**INFORMATION PROVIDED**

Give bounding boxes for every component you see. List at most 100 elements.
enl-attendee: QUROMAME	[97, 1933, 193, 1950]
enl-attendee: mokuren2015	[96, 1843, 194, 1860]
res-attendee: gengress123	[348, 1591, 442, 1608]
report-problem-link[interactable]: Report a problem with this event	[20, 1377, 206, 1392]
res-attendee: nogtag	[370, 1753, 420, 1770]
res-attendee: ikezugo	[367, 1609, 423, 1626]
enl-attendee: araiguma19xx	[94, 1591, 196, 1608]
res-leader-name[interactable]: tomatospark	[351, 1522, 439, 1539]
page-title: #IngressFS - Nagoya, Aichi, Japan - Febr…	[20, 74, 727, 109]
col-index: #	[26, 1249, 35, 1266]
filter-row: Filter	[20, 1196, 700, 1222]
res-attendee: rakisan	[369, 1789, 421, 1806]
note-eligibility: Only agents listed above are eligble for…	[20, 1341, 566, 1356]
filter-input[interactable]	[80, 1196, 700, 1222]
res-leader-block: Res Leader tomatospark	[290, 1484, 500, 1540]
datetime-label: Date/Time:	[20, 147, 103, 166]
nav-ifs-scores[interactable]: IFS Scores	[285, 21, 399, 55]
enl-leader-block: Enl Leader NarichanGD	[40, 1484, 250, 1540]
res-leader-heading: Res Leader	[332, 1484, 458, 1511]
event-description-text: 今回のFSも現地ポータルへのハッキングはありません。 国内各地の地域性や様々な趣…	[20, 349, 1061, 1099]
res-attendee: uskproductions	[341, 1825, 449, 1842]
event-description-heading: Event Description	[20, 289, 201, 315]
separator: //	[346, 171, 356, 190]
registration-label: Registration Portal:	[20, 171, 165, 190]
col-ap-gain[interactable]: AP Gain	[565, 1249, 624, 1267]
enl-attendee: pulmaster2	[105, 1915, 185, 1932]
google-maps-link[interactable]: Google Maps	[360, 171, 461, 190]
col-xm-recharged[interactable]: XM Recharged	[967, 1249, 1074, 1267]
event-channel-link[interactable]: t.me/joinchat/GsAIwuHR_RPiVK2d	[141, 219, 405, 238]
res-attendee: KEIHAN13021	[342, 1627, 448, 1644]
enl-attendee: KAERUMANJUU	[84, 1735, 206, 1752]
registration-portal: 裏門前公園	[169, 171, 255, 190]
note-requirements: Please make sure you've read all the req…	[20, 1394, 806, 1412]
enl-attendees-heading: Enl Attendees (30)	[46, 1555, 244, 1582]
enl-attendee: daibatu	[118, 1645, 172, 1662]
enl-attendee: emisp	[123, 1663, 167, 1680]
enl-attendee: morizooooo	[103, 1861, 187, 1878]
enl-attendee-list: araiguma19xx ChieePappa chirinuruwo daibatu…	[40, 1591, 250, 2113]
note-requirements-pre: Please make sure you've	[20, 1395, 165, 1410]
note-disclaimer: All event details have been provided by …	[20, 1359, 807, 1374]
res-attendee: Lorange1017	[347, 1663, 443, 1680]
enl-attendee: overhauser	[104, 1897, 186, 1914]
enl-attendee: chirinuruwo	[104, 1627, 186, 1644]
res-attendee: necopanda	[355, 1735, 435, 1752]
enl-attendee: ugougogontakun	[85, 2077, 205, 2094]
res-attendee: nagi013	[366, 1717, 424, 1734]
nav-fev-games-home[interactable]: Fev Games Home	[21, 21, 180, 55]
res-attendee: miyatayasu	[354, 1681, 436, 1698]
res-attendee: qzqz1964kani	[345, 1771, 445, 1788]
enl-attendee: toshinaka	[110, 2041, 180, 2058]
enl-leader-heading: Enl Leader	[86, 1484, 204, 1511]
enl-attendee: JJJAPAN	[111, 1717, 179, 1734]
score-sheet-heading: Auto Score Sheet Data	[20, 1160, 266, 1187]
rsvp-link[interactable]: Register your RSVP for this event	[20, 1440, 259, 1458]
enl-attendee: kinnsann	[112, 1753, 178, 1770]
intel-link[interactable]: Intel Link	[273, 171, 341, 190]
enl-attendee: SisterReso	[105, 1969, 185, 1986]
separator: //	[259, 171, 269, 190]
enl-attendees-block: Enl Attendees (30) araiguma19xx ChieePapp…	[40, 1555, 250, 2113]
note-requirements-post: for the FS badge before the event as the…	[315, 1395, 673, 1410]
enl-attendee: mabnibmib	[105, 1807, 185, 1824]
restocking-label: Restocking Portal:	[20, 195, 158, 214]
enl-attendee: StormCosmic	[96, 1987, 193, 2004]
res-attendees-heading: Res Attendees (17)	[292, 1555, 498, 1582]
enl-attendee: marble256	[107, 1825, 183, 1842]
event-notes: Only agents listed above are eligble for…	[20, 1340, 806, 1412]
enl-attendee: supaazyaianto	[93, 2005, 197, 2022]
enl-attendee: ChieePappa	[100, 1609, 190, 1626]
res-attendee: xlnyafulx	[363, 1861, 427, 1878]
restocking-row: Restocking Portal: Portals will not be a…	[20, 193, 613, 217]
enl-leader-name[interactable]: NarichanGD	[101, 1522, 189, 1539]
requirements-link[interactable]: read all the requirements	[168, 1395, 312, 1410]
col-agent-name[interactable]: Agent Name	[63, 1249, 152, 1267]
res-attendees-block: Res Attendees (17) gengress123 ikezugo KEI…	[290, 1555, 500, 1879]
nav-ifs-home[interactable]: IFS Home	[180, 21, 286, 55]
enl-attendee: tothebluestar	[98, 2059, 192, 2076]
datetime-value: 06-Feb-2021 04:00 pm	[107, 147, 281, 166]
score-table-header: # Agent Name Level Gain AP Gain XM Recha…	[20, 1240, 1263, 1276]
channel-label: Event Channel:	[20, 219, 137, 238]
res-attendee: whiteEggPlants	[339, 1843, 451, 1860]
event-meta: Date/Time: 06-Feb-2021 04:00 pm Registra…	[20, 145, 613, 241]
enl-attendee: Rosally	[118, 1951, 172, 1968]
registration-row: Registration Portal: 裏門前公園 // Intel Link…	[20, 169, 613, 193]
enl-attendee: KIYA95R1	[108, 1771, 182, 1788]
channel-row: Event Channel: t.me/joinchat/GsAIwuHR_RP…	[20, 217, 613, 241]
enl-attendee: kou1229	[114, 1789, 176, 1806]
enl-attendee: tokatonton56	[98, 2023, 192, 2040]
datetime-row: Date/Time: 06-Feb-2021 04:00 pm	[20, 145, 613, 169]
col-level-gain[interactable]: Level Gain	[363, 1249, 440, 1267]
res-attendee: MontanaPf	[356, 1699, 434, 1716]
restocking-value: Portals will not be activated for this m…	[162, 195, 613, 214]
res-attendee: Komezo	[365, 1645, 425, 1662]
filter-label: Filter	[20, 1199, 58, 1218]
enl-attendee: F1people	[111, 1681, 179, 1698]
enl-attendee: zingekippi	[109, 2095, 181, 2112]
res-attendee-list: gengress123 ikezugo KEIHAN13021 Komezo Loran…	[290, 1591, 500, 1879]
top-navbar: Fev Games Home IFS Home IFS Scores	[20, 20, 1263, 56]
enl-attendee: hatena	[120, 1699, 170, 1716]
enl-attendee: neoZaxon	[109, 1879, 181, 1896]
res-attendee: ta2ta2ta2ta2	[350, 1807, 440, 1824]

**REQUIREMENT**
Update the records from the first line through the line that contains "1591, 442, 1608]", and give only those lines. Replace "enl-attendee" with "enl-member" and change nothing else.

**WRITTEN RESPONSE**
Give bounding boxes for every component you see. List at most 100 elements.
enl-member: QUROMAME	[97, 1933, 193, 1950]
enl-member: mokuren2015	[96, 1843, 194, 1860]
res-attendee: gengress123	[348, 1591, 442, 1608]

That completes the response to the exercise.